- _Records for the task_:
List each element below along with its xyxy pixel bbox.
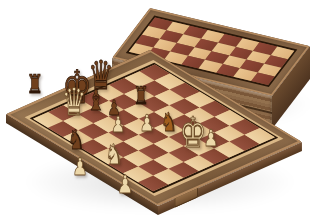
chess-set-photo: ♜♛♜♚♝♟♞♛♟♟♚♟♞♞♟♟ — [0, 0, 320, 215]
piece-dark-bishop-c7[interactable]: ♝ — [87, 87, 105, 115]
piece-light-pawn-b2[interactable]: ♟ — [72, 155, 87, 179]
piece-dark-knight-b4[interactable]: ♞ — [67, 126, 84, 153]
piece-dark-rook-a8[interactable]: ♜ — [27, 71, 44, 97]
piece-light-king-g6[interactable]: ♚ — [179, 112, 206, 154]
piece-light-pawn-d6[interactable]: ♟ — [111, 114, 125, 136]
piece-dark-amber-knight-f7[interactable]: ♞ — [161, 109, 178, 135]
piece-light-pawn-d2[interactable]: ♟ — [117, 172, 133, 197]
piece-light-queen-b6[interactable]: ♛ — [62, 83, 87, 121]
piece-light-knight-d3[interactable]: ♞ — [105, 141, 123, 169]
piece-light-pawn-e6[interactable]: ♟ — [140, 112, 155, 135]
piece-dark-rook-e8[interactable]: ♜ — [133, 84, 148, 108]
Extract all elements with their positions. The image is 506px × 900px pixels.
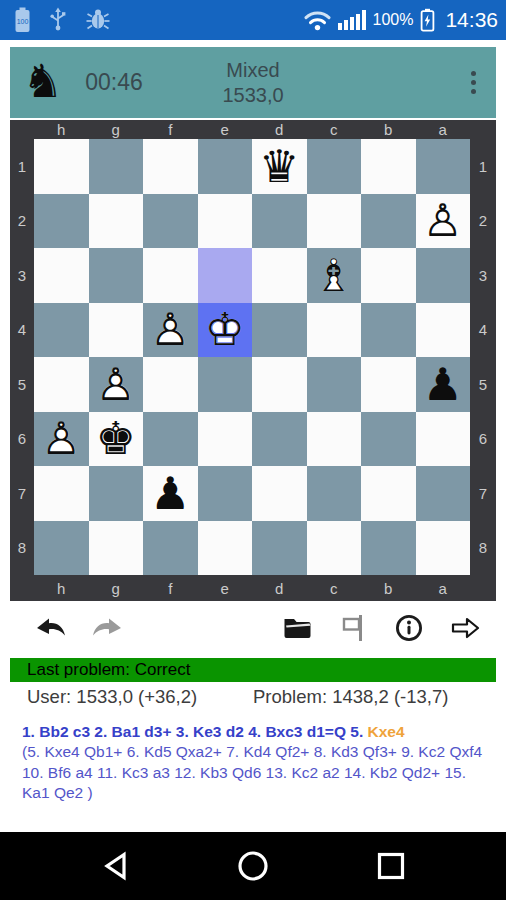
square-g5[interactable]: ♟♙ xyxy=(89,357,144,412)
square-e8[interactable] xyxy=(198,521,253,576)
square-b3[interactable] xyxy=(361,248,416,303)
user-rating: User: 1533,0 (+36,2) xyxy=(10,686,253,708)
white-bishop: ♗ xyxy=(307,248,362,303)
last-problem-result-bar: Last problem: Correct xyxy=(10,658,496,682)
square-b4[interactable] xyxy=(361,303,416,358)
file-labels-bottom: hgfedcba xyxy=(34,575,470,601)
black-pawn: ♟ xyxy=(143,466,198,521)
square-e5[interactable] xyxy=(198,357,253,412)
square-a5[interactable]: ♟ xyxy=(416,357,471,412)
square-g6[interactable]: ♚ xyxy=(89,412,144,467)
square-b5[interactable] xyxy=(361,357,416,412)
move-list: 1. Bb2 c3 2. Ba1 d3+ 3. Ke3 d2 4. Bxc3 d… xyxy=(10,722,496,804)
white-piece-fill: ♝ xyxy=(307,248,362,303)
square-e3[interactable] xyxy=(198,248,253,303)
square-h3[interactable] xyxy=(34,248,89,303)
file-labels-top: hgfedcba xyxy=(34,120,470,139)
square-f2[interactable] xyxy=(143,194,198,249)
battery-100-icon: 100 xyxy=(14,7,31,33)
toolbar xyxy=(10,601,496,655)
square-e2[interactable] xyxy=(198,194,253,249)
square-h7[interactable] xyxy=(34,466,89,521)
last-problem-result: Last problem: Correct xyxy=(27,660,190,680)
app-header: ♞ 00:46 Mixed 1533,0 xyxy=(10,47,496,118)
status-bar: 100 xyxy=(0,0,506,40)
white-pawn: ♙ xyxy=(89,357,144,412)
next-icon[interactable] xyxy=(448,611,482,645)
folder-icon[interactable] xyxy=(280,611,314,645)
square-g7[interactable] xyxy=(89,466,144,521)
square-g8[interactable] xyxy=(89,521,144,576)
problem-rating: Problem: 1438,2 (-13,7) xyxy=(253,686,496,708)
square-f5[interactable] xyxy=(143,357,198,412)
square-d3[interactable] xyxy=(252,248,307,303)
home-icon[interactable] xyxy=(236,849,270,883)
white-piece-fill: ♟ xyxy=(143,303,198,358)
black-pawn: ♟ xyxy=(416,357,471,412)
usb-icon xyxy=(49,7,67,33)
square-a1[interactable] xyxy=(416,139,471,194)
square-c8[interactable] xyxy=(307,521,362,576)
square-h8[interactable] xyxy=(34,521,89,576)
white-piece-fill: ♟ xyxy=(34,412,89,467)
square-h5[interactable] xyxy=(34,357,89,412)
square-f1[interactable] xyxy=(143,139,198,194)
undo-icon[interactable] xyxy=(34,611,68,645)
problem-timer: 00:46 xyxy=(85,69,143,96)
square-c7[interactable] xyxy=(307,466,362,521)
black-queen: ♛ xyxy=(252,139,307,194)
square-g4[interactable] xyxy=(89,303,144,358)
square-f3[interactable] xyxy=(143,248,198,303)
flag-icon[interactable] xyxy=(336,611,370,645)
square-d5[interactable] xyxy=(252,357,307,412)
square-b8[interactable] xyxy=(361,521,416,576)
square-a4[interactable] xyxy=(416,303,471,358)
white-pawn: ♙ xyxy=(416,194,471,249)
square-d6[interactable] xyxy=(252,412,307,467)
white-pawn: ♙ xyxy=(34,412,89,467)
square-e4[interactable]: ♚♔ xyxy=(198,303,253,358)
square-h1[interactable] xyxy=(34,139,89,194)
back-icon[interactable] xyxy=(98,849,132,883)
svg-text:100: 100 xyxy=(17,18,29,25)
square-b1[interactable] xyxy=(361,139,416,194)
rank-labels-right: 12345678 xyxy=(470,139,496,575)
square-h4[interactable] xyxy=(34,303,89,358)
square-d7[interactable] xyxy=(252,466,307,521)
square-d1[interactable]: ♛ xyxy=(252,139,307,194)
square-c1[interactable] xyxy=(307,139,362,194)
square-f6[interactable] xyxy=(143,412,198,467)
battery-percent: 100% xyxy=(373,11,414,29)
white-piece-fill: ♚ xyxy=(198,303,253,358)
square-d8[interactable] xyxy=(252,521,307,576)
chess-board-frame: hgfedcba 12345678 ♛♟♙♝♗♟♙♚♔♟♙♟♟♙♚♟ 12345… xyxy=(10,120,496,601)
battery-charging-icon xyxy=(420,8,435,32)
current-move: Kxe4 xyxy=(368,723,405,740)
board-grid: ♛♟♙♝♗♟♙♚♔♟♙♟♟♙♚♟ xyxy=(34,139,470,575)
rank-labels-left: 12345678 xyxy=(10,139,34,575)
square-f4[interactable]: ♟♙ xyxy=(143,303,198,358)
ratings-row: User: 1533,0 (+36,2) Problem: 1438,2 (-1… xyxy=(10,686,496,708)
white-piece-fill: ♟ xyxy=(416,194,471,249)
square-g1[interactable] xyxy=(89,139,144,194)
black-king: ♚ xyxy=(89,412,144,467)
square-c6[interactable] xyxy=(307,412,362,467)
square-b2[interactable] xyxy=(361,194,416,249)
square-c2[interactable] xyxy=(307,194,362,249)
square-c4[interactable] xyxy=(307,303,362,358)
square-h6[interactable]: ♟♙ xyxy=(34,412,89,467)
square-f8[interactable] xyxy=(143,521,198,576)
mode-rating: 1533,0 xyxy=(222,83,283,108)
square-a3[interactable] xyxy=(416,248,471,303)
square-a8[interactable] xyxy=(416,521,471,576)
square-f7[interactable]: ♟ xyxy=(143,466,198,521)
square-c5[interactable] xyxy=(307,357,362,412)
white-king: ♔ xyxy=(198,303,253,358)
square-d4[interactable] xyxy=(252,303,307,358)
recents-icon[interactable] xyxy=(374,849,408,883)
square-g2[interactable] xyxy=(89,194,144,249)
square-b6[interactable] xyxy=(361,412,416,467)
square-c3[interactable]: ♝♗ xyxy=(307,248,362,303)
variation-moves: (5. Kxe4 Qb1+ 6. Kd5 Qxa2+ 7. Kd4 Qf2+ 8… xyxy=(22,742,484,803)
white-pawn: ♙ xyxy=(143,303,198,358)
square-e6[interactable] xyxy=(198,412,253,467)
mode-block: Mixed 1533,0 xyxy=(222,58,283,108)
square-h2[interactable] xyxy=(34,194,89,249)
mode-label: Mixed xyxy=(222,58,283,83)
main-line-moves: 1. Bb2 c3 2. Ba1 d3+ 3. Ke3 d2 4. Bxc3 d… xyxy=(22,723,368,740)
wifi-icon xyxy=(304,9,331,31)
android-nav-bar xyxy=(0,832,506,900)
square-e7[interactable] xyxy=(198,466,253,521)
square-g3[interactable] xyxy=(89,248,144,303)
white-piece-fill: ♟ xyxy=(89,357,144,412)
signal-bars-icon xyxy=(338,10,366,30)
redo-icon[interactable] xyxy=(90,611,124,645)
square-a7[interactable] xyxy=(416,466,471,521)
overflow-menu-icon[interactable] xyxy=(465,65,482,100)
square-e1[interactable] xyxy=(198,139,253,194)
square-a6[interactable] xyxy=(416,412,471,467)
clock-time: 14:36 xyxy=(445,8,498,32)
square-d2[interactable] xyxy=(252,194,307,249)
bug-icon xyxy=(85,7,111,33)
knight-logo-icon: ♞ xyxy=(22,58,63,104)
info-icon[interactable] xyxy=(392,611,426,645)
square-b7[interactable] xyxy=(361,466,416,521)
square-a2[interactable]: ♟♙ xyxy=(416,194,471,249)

- _What is needed_: Copy out, word for word, the rows starting with the line containing "square-g5[interactable]: ♟♙ xyxy=(89,357,144,412)" and ending with the line containing "last-problem-result-bar: Last problem: Correct", both included.

- _Response below_:
square-g5[interactable]: ♟♙ xyxy=(89,357,144,412)
square-e8[interactable] xyxy=(198,521,253,576)
square-b3[interactable] xyxy=(361,248,416,303)
user-rating: User: 1533,0 (+36,2) xyxy=(10,686,253,708)
white-bishop: ♗ xyxy=(307,248,362,303)
last-problem-result-bar: Last problem: Correct xyxy=(10,658,496,682)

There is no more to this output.